**WHAT IS NEEDED:** Find the lines of the records in which the word "Número" appears and report how many there are, as a number alone.

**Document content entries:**

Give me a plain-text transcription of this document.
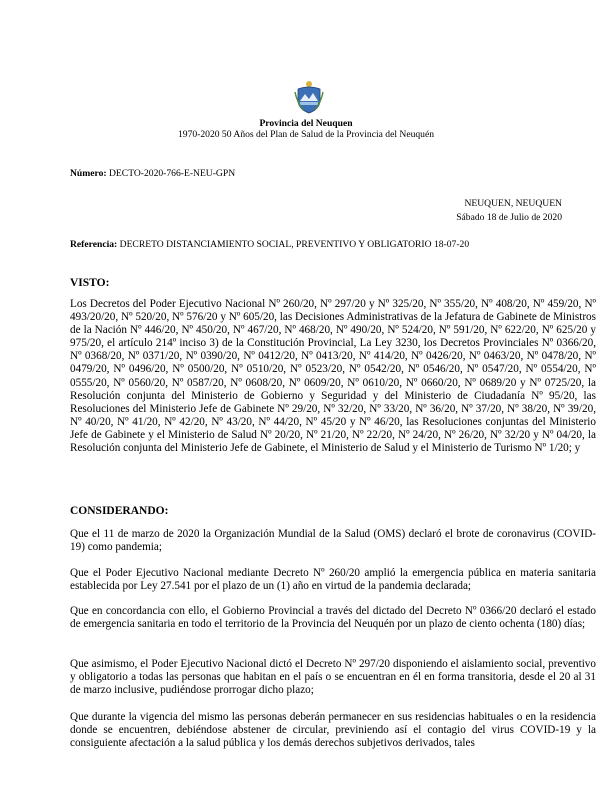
Provincia del Neuquen
1970-2020 50 Años del Plan de Salud de la Provincia del Neuquén
Número: DECTO-2020-766-E-NEU-GPN
NEUQUEN, NEUQUEN
Sábado 18 de Julio de 2020
Referencia: DECRETO DISTANCIAMIENTO SOCIAL, PREVENTIVO Y OBLIGATORIO 18-07-20
VISTO:

Los Decretos del Poder Ejecutivo Nacional Nº 260/20, Nº 297/20 y Nº 325/20, Nº 355/20, Nº 408/20, Nº 459/20, Nº 493/20/20, Nº 520/20, Nº 576/20 y Nº 605/20, las Decisiones Administrativas de la Jefatura de Gabinete de Ministros de la Nación Nº 446/20, Nº 450/20, Nº 467/20, Nº 468/20, Nº 490/20, Nº 524/20, Nº 591/20, Nº 622/20, Nº 625/20 y 975/20, el artículo 214º inciso 3) de la Constitución Provincial, La Ley 3230, los Decretos Provinciales Nº 0366/20, Nº 0368/20, Nº 0371/20, Nº 0390/20, Nº 0412/20, Nº 0413/20, Nº 414/20, Nº 0426/20, Nº 0463/20, Nº 0478/20, Nº 0479/20, Nº 0496/20, Nº 0500/20, Nº 0510/20, Nº 0523/20, Nº 0542/20, Nº 0546/20, Nº 0547/20, Nº 0554/20, Nº 0555/20, Nº 0560/20, Nº 0587/20, Nº 0608/20, Nº 0609/20, Nº 0610/20, Nº 0660/20, Nº 0689/20 y Nº 0725/20, la Resolución conjunta del Ministerio de Gobierno y Seguridad y del Ministerio de Ciudadanía Nº 95/20, las Resoluciones del Ministerio Jefe de Gabinete Nº 29/20, Nº 32/20, Nº 33/20, Nº 36/20, Nº 37/20, Nº 38/20, Nº 39/20, Nº 40/20, Nº 41/20, Nº 42/20, Nº 43/20, Nº 44/20, Nº 45/20 y Nº 46/20, las Resoluciones conjuntas del Ministerio Jefe de Gabinete y el Ministerio de Salud Nº 20/20, Nº 21/20, Nº 22/20, Nº 24/20, Nº 26/20, Nº 32/20 y Nº 04/20, la Resolución conjunta del Ministerio Jefe de Gabinete, el Ministerio de Salud y el Ministerio de Turismo Nº 1/20; y

CONSIDERANDO:

Que el 11 de marzo de 2020 la Organización Mundial de la Salud (OMS) declaró el brote de coronavirus (COVID-19) como pandemia;

Que el Poder Ejecutivo Nacional mediante Decreto Nº 260/20 amplió la emergencia pública en materia sanitaria establecida por Ley 27.541 por el plazo de un (1) año en virtud de la pandemia declarada;

Que en concordancia con ello, el Gobierno Provincial a través del dictado del Decreto Nº 0366/20 declaró el estado de emergencia sanitaria en todo el territorio de la Provincia del Neuquén por un plazo de ciento ochenta (180) días;

Que asimismo, el Poder Ejecutivo Nacional dictó el Decreto Nº 297/20 disponiendo el aislamiento social, preventivo y obligatorio a todas las personas que habitan en el país o se encuentran en él en forma transitoria, desde el 20 al 31 de marzo inclusive, pudiéndose prorrogar dicho plazo;

Que durante la vigencia del mismo las personas deberán permanecer en sus residencias habituales o en la residencia donde se encuentren, debiéndose abstener de circular, previniendo así el contagio del virus COVID-19 y la consiguiente afectación a la salud pública y los demás derechos subjetivos derivados, tales
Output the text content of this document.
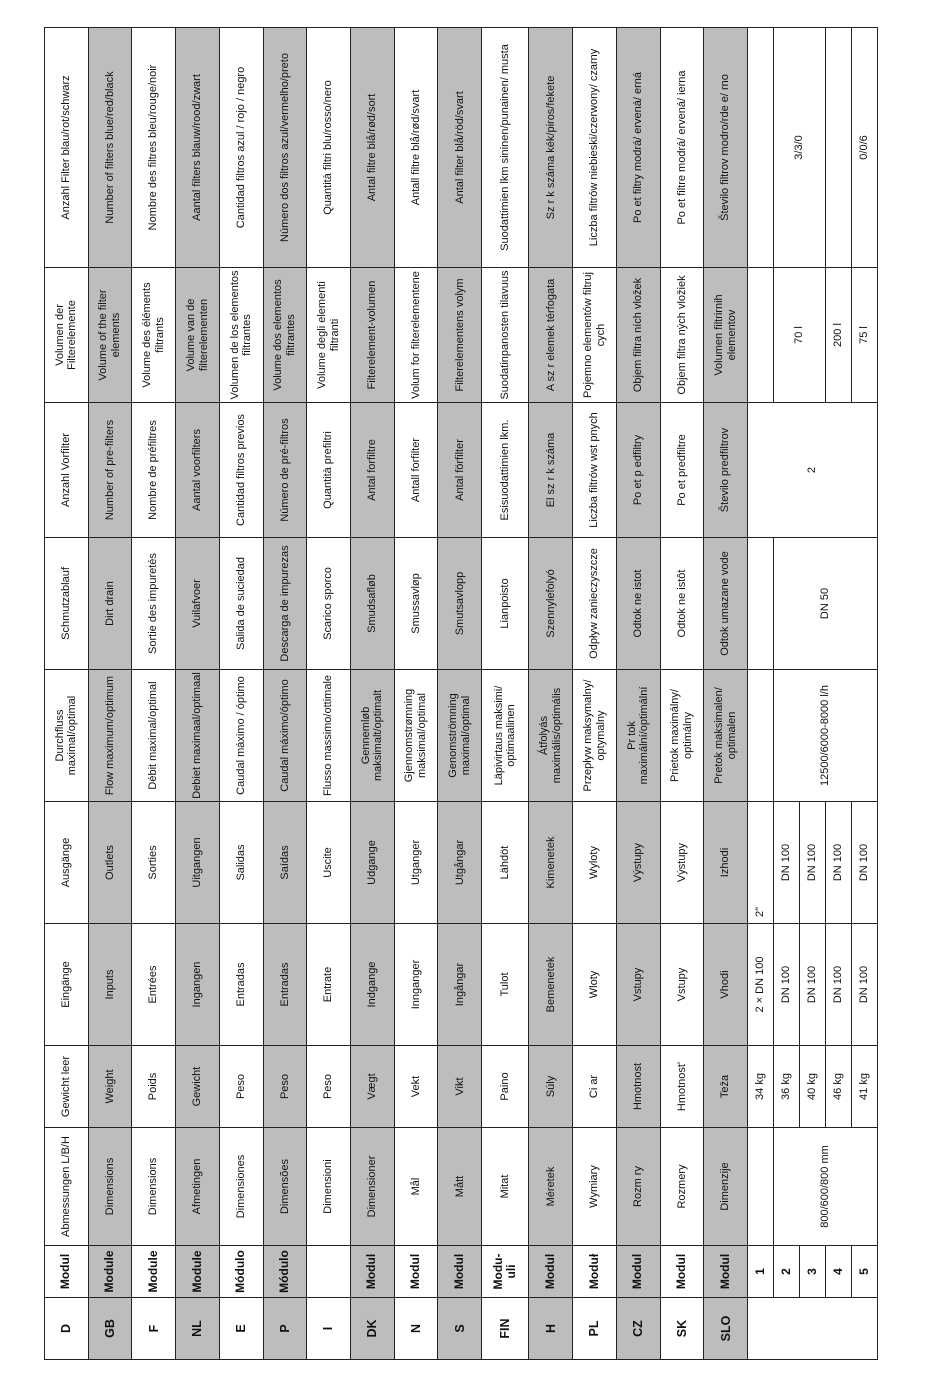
D	Modul	Abmessungen L/B/H	Gewicht leer	Eingänge	Ausgänge	Durchfluss maximal/optimal	Schmutzablauf	Anzahl Vorfilter	Volumen der Filterelemente	Anzahl Filter blau/rot/schwarz
GB	Module	Dimensions	Weight	Inputs	Outlets	Flow maximum/optimum	Dirt drain	Number of pre-filters	Volume of the filter elements	Number of filters blue/red/black
F	Module	Dimensions	Poids	Entrées	Sorties	Débit maximal/optimal	Sortie des impuretés	Nombre de préfiltres	Volume des éléments filtrants	Nombre des filtres bleu/rouge/noir
NL	Module	Afmetingen	Gewicht	Ingangen	Uitgangen	Debiet maximaal/optimaal	Vuilafvoer	Aantal voorfilters	Volume van de filterelementen	Aantal filters blauw/rood/zwart
E	Módulo	Dimensiones	Peso	Entradas	Salidas	Caudal máximo / óptimo	Salida de suciedad	Cantidad filtros previos	Volumen de los elementos filtrantes	Cantidad filtros azul / rojo / negro
P	Módulo	Dimensões	Peso	Entradas	Saídas	Caudal máximo/óptimo	Descarga de impurezas	Número de pré-filtros	Volume dos elementos filtrantes	Número dos filtros azul/vermelho/preto
I		Dimensioni	Peso	Entrate	Uscite	Flusso massimo/ottimale	Scarico sporco	Quantità prefiltri	Volume degli elementi filtranti	Quantità filtri blu/rosso/nero
DK	Modul	Dimensioner	Vægt	Indgange	Udgange	Gennemløb maksimalt/optimalt	Smudsafløb	Antal forfiltre	Filterelement-volumen	Antal filtre blå/rød/sort
N	Modul	Mål	Vekt	Innganger	Utganger	Gjennomstrømning maksimal/optimal	Smussavløp	Antall forfilter	Volum for filterelementene	Antall filtre blå/rød/svart
S	Modul	Mått	Vikt	Ingångar	Utgångar	Genomströmning maximal/optimal	Smutsavlopp	Antal förfilter	Filterelementens volym	Antal filter blå/röd/svart
FIN	Modu- uli	Mitat	Paino	Tulot	Lähdöt	Läpivirtaus maksimi/ optimaalinen	Lianpoisto	Esisuodattimien lkm.	Suodatinpanosten tilavuus	Suodattimien lkm sininen/punainen/ musta
H	Modul	Méretek	Súly	Bemenetek	Kimenetek	Átfolyás maximális/optimális	Szennylefolyó	El sz r k száma	A sz r elemek térfogata	Sz r k száma kék/piros/fekete
PL	Moduł	Wymiary	Ci ar	Wloty	Wyloty	Przepływ maksymalny/ optymalny	Odpływ zanieczyszcze	Liczba filtrów wst pnych	Pojemno elementów filtruj cych	Liczba filtrów niebieski/czerwony/ czarny
CZ	Modul	Rozm ry	Hmotnost	Vstupy	Výstupy	Pr tok maximální/optimální	Odtok ne istot	Po et p edfiltry	Objem filtra ních vložek	Po et filtry modrá/ ervená/ erná
SK	Modul	Rozmery	Hmotnost'	Vstupy	Výstupy	Prietok maximálny/ optimálny	Odtok ne istôt	Po et predfiltre	Objem filtra ných vložiek	Po et filtre modrá/ ervená/ ierna
SLO	Modul	Dimenzije	Teža	Vhodi	Izhodi	Pretok maksimalen/ optimalen	Odtok umazane vode	Število predfiltrov	Volumen filtrirnih elementov	Število filtrov modro/rde e/ rno
	1		34 kg	2 × DN 100	2"			2		
	2	800/600/800 mm	36 kg	DN 100	DN 100	12500/6000-8000 l/h	DN 50		70 l	3/3/0
	3		40 kg	DN 100	DN 100					
	4		46 kg	DN 100	DN 100				200 l	
	5		41 kg	DN 100	DN 100				75 l	0/0/6
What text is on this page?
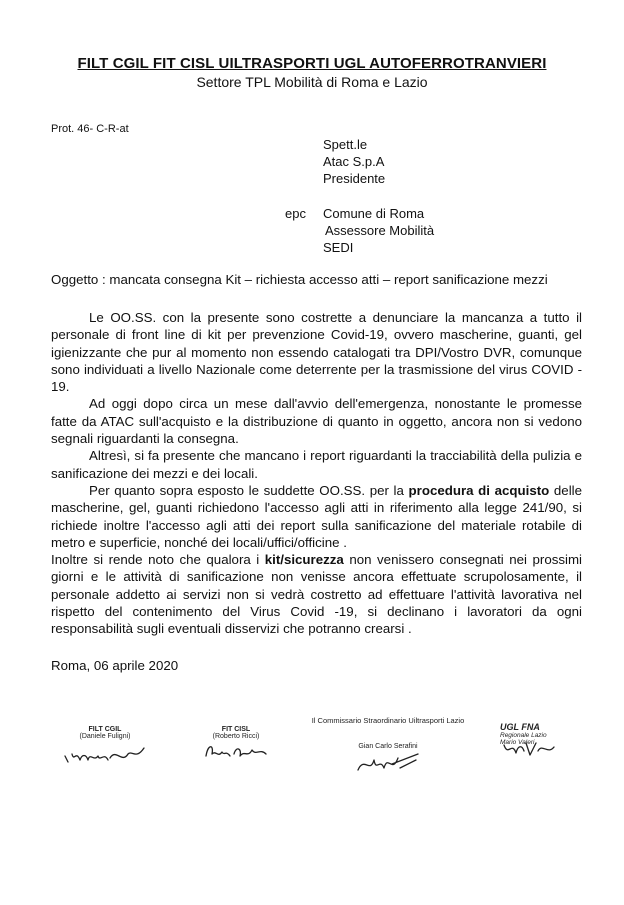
FILT CGIL FIT CISL UILTRASPORTI UGL AUTOFERROTRANVIERI
Settore TPL Mobilità di Roma e Lazio
Prot. 46- C-R-at
Spett.le
Atac S.p.A
Presidente
epc Comune di Roma
Assessore Mobilità
SEDI
Oggetto : mancata consegna Kit – richiesta accesso atti – report sanificazione mezzi

Le OO.SS. con la presente sono costrette a denunciare la mancanza a tutto il personale di front line di kit per prevenzione Covid-19, ovvero mascherine, guanti, gel igienizzante che pur al momento non essendo catalogati tra DPI/Vostro DVR, comunque sono individuati a livello Nazionale come deterrente per la trasmissione del virus COVID - 19.

Ad oggi dopo circa un mese dall'avvio dell'emergenza, nonostante le promesse fatte da ATAC sull'acquisto e la distribuzione di quanto in oggetto, ancora non si vedono segnali riguardanti la consegna.

Altresì, si fa presente che mancano i report riguardanti la tracciabilità della pulizia e sanificazione dei mezzi e dei locali.

Per quanto sopra esposto le suddette OO.SS. per la procedura di acquisto delle mascherine, gel, guanti richiedono l'accesso agli atti in riferimento alla legge 241/90, si richiede inoltre l'accesso agli atti dei report sulla sanificazione del materiale rotabile di metro e superficie, nonché dei locali/uffici/officine .

Inoltre si rende noto che qualora i kit/sicurezza non venissero consegnati nei prossimi giorni e le attività di sanificazione non venisse ancora effettuate scrupolosamente, il personale addetto ai servizi non si vedrà costretto ad effettuare l'attività lavorativa nel rispetto del contenimento del Virus Covid -19, si declinano i lavoratori da ogni responsabilità sugli eventuali disservizi che potranno crearsi .

Roma, 06 aprile 2020
FILT CGIL
(Daniele Fuligni)
FIT CISL
(Roberto Ricci)
Il Commissario Straordinario Uiltrasporti Lazio
Gian Carlo Serafini
UGL FNA
Regionale Lazio
Mario Valeri
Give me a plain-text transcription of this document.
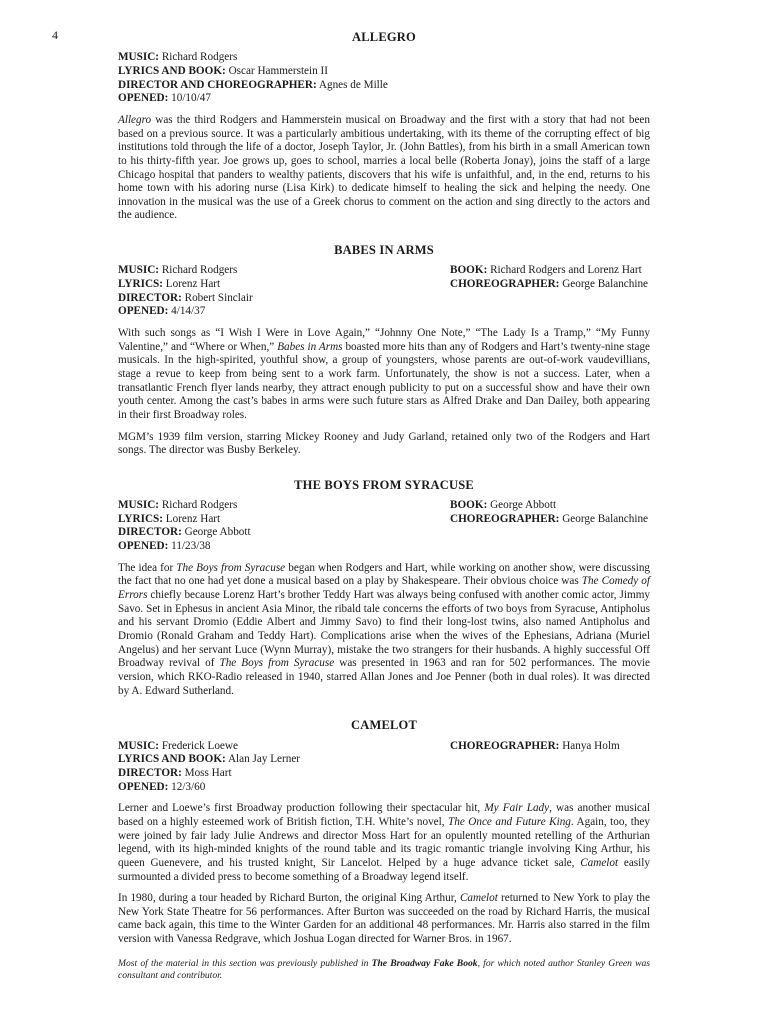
4	ALLEGRO
MUSIC: Richard Rodgers
LYRICS AND BOOK: Oscar Hammerstein II
DIRECTOR AND CHOREOGRAPHER: Agnes de Mille
OPENED: 10/10/47

Allegro was the third Rodgers and Hammerstein musical on Broadway and the first with a story that had not been based on a previous source. It was a particularly ambitious undertaking, with its theme of the corrupting effect of big institutions told through the life of a doctor, Joseph Taylor, Jr. (John Battles), from his birth in a small American town to his thirty-fifth year. Joe grows up, goes to school, marries a local belle (Roberta Jonay), joins the staff of a large Chicago hospital that panders to wealthy patients, discovers that his wife is unfaithful, and, in the end, returns to his home town with his adoring nurse (Lisa Kirk) to dedicate himself to healing the sick and helping the needy. One innovation in the musical was the use of a Greek chorus to comment on the action and sing directly to the actors and the audience.

BABES IN ARMS
MUSIC: Richard Rodgers
LYRICS: Lorenz Hart
DIRECTOR: Robert Sinclair
OPENED: 4/14/37
BOOK: Richard Rodgers and Lorenz Hart
CHOREOGRAPHER: George Balanchine

With such songs as “I Wish I Were in Love Again,” “Johnny One Note,” “The Lady Is a Tramp,” “My Funny Valentine,” and “Where or When,” Babes in Arms boasted more hits than any of Rodgers and Hart’s twenty-nine stage musicals. In the high-spirited, youthful show, a group of youngsters, whose parents are out-of-work vaudevillians, stage a revue to keep from being sent to a work farm. Unfortunately, the show is not a success. Later, when a transatlantic French flyer lands nearby, they attract enough publicity to put on a successful show and have their own youth center. Among the cast’s babes in arms were such future stars as Alfred Drake and Dan Dailey, both appearing in their first Broadway roles.

MGM’s 1939 film version, starring Mickey Rooney and Judy Garland, retained only two of the Rodgers and Hart songs. The director was Busby Berkeley.

THE BOYS FROM SYRACUSE
MUSIC: Richard Rodgers
LYRICS: Lorenz Hart
DIRECTOR: George Abbott
OPENED: 11/23/38
BOOK: George Abbott
CHOREOGRAPHER: George Balanchine

The idea for The Boys from Syracuse began when Rodgers and Hart, while working on another show, were discussing the fact that no one had yet done a musical based on a play by Shakespeare. Their obvious choice was The Comedy of Errors chiefly because Lorenz Hart’s brother Teddy Hart was always being confused with another comic actor, Jimmy Savo. Set in Ephesus in ancient Asia Minor, the ribald tale concerns the efforts of two boys from Syracuse, Antipholus and his servant Dromio (Eddie Albert and Jimmy Savo) to find their long-lost twins, also named Antipholus and Dromio (Ronald Graham and Teddy Hart). Complications arise when the wives of the Ephesians, Adriana (Muriel Angelus) and her servant Luce (Wynn Murray), mistake the two strangers for their husbands. A highly successful Off Broadway revival of The Boys from Syracuse was presented in 1963 and ran for 502 performances. The movie version, which RKO-Radio released in 1940, starred Allan Jones and Joe Penner (both in dual roles). It was directed by A. Edward Sutherland.

CAMELOT
MUSIC: Frederick Loewe
LYRICS AND BOOK: Alan Jay Lerner
DIRECTOR: Moss Hart
OPENED: 12/3/60
CHOREOGRAPHER: Hanya Holm

Lerner and Loewe’s first Broadway production following their spectacular hit, My Fair Lady, was another musical based on a highly esteemed work of British fiction, T.H. White’s novel, The Once and Future King. Again, too, they were joined by fair lady Julie Andrews and director Moss Hart for an opulently mounted retelling of the Arthurian legend, with its high-minded knights of the round table and its tragic romantic triangle involving King Arthur, his queen Guenevere, and his trusted knight, Sir Lancelot. Helped by a huge advance ticket sale, Camelot easily surmounted a divided press to become something of a Broadway legend itself.

In 1980, during a tour headed by Richard Burton, the original King Arthur, Camelot returned to New York to play the New York State Theatre for 56 performances. After Burton was succeeded on the road by Richard Harris, the musical came back again, this time to the Winter Garden for an additional 48 performances. Mr. Harris also starred in the film version with Vanessa Redgrave, which Joshua Logan directed for Warner Bros. in 1967.

Most of the material in this section was previously published in The Broadway Fake Book, for which noted author Stanley Green was consultant and contributor.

**RESPONSE FOR THIS EXERCISE:** 2